■ SELECTION:
■ ■ ■

2014 driver profile for Jimmie Johnson on the NASCR Sprint Cup circuit.

From Five-Time, to Six-Pack, to ... best ever? It might be a bit early for that, but there’s no question that Jimmie Johnson belongs in the conversation. His 2013 championship gives him six and places the California native just one short of the Cup Series record, held by two of the sport’s immortals, Richard Petty and Dale Earnhardt. Sixty-six career wins are good for eighth all-time, and at age 38, he’s left that total plenty of room to grow. Teammate and mentor Jeff Gordon, who is third on that list with 88, said recently that he has no doubt Johnson will eventually eclipse his total.  Jimmie Johnson

Johnson, despite a hard battle with Matt Kenseth, made 2013’s title quest look deceptively easy. He won six times last year, including the Daytona 500 and a record-setting eighth career victory at Dover. He failed to finish only one race — due to a blown engine at Michigan in August — and his average finish of 10.7 was the best of any full-time driver on the circuit. The 5.1 average during the Chase was his best since 2007.

■ ■ ■

[Excerpt from a dataset]

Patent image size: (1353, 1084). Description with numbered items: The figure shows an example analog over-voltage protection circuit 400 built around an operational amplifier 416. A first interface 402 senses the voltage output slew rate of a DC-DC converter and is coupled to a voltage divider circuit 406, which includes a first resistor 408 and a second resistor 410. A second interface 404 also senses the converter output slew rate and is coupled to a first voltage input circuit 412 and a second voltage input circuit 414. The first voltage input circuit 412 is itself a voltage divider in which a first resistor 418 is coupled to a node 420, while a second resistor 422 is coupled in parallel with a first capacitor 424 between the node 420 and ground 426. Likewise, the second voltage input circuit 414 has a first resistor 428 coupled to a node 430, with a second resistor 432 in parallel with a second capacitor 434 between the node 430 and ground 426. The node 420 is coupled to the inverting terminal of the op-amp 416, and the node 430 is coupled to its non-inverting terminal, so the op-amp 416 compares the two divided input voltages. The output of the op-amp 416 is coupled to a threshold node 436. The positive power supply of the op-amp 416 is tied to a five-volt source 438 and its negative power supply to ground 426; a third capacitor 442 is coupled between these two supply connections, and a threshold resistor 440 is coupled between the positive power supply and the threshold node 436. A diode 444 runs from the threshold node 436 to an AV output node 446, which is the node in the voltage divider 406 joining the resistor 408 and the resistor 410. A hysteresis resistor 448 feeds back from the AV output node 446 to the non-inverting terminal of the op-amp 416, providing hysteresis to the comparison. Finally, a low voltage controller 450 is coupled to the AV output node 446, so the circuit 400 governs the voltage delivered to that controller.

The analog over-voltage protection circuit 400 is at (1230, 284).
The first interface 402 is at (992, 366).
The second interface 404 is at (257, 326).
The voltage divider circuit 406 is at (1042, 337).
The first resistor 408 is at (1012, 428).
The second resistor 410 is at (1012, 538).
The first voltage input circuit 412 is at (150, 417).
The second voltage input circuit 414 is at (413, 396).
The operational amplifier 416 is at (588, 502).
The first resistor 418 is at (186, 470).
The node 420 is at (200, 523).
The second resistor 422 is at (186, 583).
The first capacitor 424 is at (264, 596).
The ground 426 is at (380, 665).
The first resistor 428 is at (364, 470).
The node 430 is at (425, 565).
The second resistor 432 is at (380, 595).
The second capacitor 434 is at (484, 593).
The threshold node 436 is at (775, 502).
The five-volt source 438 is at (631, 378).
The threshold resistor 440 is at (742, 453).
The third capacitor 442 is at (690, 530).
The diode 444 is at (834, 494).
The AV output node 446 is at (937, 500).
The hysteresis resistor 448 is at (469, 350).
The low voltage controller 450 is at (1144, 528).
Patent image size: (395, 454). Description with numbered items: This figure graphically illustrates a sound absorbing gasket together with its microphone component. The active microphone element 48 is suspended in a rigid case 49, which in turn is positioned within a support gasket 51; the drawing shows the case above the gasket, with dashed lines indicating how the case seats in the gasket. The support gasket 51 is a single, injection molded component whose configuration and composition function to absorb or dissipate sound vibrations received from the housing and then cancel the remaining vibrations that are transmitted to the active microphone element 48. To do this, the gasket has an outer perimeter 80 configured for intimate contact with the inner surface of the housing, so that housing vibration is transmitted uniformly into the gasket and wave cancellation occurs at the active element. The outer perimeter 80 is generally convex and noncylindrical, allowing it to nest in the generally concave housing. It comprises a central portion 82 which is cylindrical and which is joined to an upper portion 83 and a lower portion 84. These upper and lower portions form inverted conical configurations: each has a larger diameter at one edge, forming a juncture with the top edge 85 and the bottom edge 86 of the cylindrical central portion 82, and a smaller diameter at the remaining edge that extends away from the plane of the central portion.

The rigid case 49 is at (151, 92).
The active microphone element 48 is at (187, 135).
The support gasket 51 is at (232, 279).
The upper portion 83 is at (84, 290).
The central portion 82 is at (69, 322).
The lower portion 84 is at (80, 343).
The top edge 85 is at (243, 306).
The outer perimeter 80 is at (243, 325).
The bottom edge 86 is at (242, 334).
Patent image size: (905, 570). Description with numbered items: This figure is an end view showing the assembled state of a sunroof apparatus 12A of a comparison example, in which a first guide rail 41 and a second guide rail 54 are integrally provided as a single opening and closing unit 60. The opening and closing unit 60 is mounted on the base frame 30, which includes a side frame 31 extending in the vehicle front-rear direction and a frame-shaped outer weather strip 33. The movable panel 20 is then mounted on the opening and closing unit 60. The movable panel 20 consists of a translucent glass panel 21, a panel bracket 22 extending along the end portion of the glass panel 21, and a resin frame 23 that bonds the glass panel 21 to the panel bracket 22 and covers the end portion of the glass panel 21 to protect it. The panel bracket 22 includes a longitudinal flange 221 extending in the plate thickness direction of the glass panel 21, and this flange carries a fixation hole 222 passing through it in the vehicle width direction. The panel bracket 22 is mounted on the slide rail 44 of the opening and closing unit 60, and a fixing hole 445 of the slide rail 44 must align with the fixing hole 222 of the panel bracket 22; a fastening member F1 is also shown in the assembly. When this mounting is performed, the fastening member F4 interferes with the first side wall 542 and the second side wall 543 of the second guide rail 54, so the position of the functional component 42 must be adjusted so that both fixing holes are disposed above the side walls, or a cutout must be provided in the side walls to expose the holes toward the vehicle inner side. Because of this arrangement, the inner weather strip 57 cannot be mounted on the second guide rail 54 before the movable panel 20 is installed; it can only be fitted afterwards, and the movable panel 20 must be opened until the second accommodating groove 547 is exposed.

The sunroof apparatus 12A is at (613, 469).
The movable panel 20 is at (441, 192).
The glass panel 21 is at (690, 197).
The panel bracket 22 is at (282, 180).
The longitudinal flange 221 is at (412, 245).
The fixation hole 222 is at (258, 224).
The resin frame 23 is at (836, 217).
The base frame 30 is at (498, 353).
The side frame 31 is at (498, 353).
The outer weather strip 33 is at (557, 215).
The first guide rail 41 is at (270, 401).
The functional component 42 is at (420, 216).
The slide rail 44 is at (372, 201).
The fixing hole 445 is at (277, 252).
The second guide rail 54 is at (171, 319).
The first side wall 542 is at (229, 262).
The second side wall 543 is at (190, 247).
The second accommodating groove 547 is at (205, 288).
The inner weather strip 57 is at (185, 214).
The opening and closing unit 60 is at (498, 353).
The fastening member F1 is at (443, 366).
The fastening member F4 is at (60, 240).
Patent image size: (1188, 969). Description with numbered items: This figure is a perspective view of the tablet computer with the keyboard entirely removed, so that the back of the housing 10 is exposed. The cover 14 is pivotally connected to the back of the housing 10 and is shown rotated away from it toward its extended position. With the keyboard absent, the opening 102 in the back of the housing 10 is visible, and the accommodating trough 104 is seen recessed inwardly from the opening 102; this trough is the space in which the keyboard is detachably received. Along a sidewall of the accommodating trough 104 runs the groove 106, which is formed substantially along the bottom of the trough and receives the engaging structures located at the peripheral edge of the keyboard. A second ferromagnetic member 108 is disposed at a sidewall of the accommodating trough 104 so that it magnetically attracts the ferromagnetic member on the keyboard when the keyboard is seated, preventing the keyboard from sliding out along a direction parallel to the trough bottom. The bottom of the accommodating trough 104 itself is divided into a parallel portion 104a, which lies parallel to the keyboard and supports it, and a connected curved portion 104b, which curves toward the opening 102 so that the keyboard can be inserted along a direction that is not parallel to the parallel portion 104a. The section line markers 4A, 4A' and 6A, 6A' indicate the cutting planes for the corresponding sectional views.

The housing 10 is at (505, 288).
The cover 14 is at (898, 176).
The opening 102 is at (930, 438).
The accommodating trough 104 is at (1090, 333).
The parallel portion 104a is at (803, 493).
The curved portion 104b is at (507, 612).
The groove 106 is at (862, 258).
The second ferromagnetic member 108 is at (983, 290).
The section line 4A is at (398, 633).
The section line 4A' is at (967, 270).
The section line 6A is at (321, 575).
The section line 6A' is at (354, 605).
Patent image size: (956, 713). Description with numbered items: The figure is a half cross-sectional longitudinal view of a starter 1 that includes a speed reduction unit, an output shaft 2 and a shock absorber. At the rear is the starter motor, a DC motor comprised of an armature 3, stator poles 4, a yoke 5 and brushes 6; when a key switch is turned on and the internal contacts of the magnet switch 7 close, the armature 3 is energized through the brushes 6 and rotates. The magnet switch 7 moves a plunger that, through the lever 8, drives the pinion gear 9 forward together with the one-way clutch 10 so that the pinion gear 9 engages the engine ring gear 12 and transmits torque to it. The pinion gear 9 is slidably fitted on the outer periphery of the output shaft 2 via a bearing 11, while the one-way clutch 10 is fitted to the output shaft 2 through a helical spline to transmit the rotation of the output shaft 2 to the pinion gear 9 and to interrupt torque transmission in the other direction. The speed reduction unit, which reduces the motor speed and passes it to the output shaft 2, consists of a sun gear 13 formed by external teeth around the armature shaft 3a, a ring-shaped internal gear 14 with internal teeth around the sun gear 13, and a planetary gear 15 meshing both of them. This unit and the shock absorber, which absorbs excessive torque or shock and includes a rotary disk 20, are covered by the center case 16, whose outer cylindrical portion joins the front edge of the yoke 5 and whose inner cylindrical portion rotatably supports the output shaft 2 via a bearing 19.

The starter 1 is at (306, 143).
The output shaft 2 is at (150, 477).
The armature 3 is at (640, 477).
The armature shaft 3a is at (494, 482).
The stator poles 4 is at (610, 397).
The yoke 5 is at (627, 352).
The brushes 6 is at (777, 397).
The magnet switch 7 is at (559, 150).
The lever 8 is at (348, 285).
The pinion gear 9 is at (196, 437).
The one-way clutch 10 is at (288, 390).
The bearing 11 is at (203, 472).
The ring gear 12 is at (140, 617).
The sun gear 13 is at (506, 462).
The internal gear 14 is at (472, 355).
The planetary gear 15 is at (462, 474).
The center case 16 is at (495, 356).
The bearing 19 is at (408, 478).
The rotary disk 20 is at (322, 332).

■ ■ ■

■ PROBLEMS:
a – According to the driver profile, what was Johnson's average finish during the Chase?
b – Rewrite the entries starting with the line that contains "Patent image size: (1188, 969)." and going on through the line that contains "The parallel portion 104a is at (803, 493).", with "tablet computer" changed to "portable computer" and everything else left as it is.

■ ANSWERS TO THE PROBLEMS:
a – 5.1, his best since 2007.

b –
Patent image size: (1188, 969). Description with numbered items: This figure is a perspective view of the portable computer with the keyboard entirely removed, so that the back of the housing 10 is exposed. The cover 14 is pivotally connected to the back of the housing 10 and is shown rotated away from it toward its extended position. With the keyboard absent, the opening 102 in the back of the housing 10 is visible, and the accommodating trough 104 is seen recessed inwardly from the opening 102; this trough is the space in which the keyboard is detachably received. Along a sidewall of the accommodating trough 104 runs the groove 106, which is formed substantially along the bottom of the trough and receives the engaging structures located at the peripheral edge of the keyboard. A second ferromagnetic member 108 is disposed at a sidewall of the accommodating trough 104 so that it magnetically attracts the ferromagnetic member on the keyboard when the keyboard is seated, preventing the keyboard from sliding out along a direction parallel to the trough bottom. The bottom of the accommodating trough 104 itself is divided into a parallel portion 104a, which lies parallel to the keyboard and supports it, and a connected curved portion 104b, which curves toward the opening 102 so that the keyboard can be inserted along a direction that is not parallel to the parallel portion 104a. The section line markers 4A, 4A' and 6A, 6A' indicate the cutting planes for the corresponding sectional views.

The housing 10 is at (505, 288).
The cover 14 is at (898, 176).
The opening 102 is at (930, 438).
The accommodating trough 104 is at (1090, 333).
The parallel portion 104a is at (803, 493).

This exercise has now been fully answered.